_WRITTEN EXERCISE_.
Write out all the data again, exactly as it stands.
═══ STORED DATA ═══
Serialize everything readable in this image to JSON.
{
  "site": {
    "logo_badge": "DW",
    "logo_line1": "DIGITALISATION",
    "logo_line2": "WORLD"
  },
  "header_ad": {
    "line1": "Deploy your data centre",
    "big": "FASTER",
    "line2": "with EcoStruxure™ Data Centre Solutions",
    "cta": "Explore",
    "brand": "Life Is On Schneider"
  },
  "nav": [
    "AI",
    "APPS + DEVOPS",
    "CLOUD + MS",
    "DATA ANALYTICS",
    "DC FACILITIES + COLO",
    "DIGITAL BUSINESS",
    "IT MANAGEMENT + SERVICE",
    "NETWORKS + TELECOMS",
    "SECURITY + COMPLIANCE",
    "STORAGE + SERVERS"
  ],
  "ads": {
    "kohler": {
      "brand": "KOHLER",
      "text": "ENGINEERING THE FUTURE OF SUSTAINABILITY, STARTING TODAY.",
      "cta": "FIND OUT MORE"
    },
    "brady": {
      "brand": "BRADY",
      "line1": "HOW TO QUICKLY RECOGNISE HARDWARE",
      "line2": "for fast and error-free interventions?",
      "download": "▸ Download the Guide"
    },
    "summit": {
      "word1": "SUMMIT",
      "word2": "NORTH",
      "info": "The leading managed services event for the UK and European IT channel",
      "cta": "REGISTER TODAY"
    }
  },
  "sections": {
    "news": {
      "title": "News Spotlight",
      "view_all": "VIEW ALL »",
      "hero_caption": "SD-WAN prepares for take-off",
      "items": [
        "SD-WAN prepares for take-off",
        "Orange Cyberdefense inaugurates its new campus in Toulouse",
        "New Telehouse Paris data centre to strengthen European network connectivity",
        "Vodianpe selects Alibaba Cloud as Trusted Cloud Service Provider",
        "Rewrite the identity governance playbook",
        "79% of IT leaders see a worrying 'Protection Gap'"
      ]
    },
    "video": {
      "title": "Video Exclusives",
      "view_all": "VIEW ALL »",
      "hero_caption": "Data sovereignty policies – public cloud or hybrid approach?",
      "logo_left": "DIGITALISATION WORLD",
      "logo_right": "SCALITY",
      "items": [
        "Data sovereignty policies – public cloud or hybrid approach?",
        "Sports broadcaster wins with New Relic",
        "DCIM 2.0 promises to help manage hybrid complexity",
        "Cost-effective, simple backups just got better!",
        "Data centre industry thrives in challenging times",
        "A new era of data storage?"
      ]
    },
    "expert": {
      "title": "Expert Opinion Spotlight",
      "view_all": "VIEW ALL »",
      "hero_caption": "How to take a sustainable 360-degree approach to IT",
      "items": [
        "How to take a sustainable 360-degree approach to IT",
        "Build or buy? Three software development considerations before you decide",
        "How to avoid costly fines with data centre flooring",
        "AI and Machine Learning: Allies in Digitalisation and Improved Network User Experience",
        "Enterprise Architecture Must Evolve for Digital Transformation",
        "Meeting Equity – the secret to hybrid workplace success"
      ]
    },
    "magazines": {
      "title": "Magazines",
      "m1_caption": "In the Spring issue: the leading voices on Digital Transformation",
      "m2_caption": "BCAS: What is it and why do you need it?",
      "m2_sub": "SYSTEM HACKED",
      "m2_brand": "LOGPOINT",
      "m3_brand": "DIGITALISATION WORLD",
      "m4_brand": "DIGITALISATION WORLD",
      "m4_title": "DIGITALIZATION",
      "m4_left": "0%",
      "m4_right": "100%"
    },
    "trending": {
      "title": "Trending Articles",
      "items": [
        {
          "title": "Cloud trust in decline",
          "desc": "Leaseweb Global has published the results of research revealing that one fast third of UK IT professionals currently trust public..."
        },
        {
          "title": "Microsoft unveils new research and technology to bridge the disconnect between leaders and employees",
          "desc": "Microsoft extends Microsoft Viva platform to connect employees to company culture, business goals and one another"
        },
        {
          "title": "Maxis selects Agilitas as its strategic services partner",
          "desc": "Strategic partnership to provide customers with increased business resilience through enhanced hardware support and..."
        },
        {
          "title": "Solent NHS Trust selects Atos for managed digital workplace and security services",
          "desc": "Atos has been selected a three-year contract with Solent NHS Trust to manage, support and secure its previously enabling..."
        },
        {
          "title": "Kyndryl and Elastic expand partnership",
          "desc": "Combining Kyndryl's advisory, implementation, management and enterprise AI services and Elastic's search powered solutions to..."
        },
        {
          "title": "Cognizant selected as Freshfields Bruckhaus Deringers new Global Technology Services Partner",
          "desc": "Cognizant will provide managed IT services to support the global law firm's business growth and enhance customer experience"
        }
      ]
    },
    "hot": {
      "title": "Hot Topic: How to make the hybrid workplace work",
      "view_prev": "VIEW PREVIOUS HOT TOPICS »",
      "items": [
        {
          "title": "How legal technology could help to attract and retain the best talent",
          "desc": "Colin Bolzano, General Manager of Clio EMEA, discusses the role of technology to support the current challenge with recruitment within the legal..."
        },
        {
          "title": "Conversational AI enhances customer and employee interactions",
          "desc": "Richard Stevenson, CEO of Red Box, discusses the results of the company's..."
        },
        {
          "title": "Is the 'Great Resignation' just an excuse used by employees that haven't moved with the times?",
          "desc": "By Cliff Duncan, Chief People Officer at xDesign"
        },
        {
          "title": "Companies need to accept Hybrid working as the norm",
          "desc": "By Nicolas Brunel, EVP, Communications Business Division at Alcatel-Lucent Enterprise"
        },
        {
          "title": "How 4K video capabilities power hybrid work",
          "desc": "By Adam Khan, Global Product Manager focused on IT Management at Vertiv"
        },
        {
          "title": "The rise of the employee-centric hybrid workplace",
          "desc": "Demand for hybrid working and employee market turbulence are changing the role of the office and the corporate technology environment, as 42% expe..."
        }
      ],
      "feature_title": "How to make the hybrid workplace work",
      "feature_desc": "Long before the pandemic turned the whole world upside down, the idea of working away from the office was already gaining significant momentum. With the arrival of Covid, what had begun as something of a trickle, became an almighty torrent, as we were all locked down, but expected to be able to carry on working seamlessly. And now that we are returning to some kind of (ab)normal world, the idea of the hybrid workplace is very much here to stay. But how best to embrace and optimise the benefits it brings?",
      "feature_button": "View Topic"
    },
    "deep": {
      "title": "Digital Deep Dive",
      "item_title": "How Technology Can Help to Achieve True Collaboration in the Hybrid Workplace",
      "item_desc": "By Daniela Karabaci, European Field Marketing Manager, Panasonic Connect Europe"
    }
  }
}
═══
_WRITTEN RESPONSE_.
Serialize everything readable in this image to JSON.
{
  "site": {
    "logo_badge": "DW",
    "logo_line1": "DIGITALISATION",
    "logo_line2": "WORLD"
  },
  "header_ad": {
    "line1": "Deploy your data centre",
    "big": "FASTER",
    "line2": "with EcoStruxure™ Data Centre Solutions",
    "cta": "Explore",
    "brand": "Life Is On Schneider"
  },
  "nav": [
    "AI",
    "APPS + DEVOPS",
    "CLOUD + MS",
    "DATA ANALYTICS",
    "DC FACILITIES + COLO",
    "DIGITAL BUSINESS",
    "IT MANAGEMENT + SERVICE",
    "NETWORKS + TELECOMS",
    "SECURITY + COMPLIANCE",
    "STORAGE + SERVERS"
  ],
  "ads": {
    "kohler": {
      "brand": "KOHLER",
      "text": "ENGINEERING THE FUTURE OF SUSTAINABILITY, STARTING TODAY.",
      "cta": "FIND OUT MORE"
    },
    "brady": {
      "brand": "BRADY",
      "line1": "HOW TO QUICKLY RECOGNISE HARDWARE",
      "line2": "for fast and error-free interventions?",
      "download": "▸ Download the Guide"
    },
    "summit": {
      "word1": "SUMMIT",
      "word2": "NORTH",
      "info": "The leading managed services event for the UK and European IT channel",
      "cta": "REGISTER TODAY"
    }
  },
  "sections": {
    "news": {
      "title": "News Spotlight",
      "view_all": "VIEW ALL »",
      "hero_caption": "SD-WAN prepares for take-off",
      "items": [
        "SD-WAN prepares for take-off",
        "Orange Cyberdefense inaugurates its new campus in Toulouse",
        "New Telehouse Paris data centre to strengthen European network connectivity",
        "Vodianpe selects Alibaba Cloud as Trusted Cloud Service Provider",
        "Rewrite the identity governance playbook",
        "79% of IT leaders see a worrying 'Protection Gap'"
      ]
    },
    "video": {
      "title": "Video Exclusives",
      "view_all": "VIEW ALL »",
      "hero_caption": "Data sovereignty policies – public cloud or hybrid approach?",
      "logo_left": "DIGITALISATION WORLD",
      "logo_right": "SCALITY",
      "items": [
        "Data sovereignty policies – public cloud or hybrid approach?",
        "Sports broadcaster wins with New Relic",
        "DCIM 2.0 promises to help manage hybrid complexity",
        "Cost-effective, simple backups just got better!",
        "Data centre industry thrives in challenging times",
        "A new era of data storage?"
      ]
    },
    "expert": {
      "title": "Expert Opinion Spotlight",
      "view_all": "VIEW ALL »",
      "hero_caption": "How to take a sustainable 360-degree approach to IT",
      "items": [
        "How to take a sustainable 360-degree approach to IT",
        "Build or buy? Three software development considerations before you decide",
        "How to avoid costly fines with data centre flooring",
        "AI and Machine Learning: Allies in Digitalisation and Improved Network User Experience",
        "Enterprise Architecture Must Evolve for Digital Transformation",
        "Meeting Equity – the secret to hybrid workplace success"
      ]
    },
    "magazines": {
      "title": "Magazines",
      "m1_caption": "In the Spring issue: the leading voices on Digital Transformation",
      "m2_caption": "BCAS: What is it and why do you need it?",
      "m2_sub": "SYSTEM HACKED",
      "m2_brand": "LOGPOINT",
      "m3_brand": "DIGITALISATION WORLD",
      "m4_brand": "DIGITALISATION WORLD",
      "m4_title": "DIGITALIZATION",
      "m4_left": "0%",
      "m4_right": "100%"
    },
    "trending": {
      "title": "Trending Articles",
      "items": [
        {
          "title": "Cloud trust in decline",
          "desc": "Leaseweb Global has published the results of research revealing that one fast third of UK IT professionals currently trust public..."
        },
        {
          "title": "Microsoft unveils new research and technology to bridge the disconnect between leaders and employees",
          "desc": "Microsoft extends Microsoft Viva platform to connect employees to company culture, business goals and one another"
        },
        {
          "title": "Maxis selects Agilitas as its strategic services partner",
          "desc": "Strategic partnership to provide customers with increased business resilience through enhanced hardware support and..."
        },
        {
          "title": "Solent NHS Trust selects Atos for managed digital workplace and security services",
          "desc": "Atos has been selected a three-year contract with Solent NHS Trust to manage, support and secure its previously enabling..."
        },
        {
          "title": "Kyndryl and Elastic expand partnership",
          "desc": "Combining Kyndryl's advisory, implementation, management and enterprise AI services and Elastic's search powered solutions to..."
        },
        {
          "title": "Cognizant selected as Freshfields Bruckhaus Deringers new Global Technology Services Partner",
          "desc": "Cognizant will provide managed IT services to support the global law firm's business growth and enhance customer experience"
        }
      ]
    },
    "hot": {
      "title": "Hot Topic: How to make the hybrid workplace work",
      "view_prev": "VIEW PREVIOUS HOT TOPICS »",
      "items": [
        {
          "title": "How legal technology could help to attract and retain the best talent",
          "desc": "Colin Bolzano, General Manager of Clio EMEA, discusses the role of technology to support the current challenge with recruitment within the legal..."
        },
        {
          "title": "Conversational AI enhances customer and employee interactions",
          "desc": "Richard Stevenson, CEO of Red Box, discusses the results of the company's..."
        },
        {
          "title": "Is the 'Great Resignation' just an excuse used by employees that haven't moved with the times?",
          "desc": "By Cliff Duncan, Chief People Officer at xDesign"
        },
        {
          "title": "Companies need to accept Hybrid working as the norm",
          "desc": "By Nicolas Brunel, EVP, Communications Business Division at Alcatel-Lucent Enterprise"
        },
        {
          "title": "How 4K video capabilities power hybrid work",
          "desc": "By Adam Khan, Global Product Manager focused on IT Management at Vertiv"
        },
        {
          "title": "The rise of the employee-centric hybrid workplace",
          "desc": "Demand for hybrid working and employee market turbulence are changing the role of the office and the corporate technology environment, as 42% expe..."
        }
      ],
      "feature_title": "How to make the hybrid workplace work",
      "feature_desc": "Long before the pandemic turned the whole world upside down, the idea of working away from the office was already gaining significant momentum. With the arrival of Covid, what had begun as something of a trickle, became an almighty torrent, as we were all locked down, but expected to be able to carry on working seamlessly. And now that we are returning to some kind of (ab)normal world, the idea of the hybrid workplace is very much here to stay. But how best to embrace and optimise the benefits it brings?",
      "feature_button": "View Topic"
    },
    "deep": {
      "title": "Digital Deep Dive",
      "item_title": "How Technology Can Help to Achieve True Collaboration in the Hybrid Workplace",
      "item_desc": "By Daniela Karabaci, European Field Marketing Manager, Panasonic Connect Europe"
    }
  }
}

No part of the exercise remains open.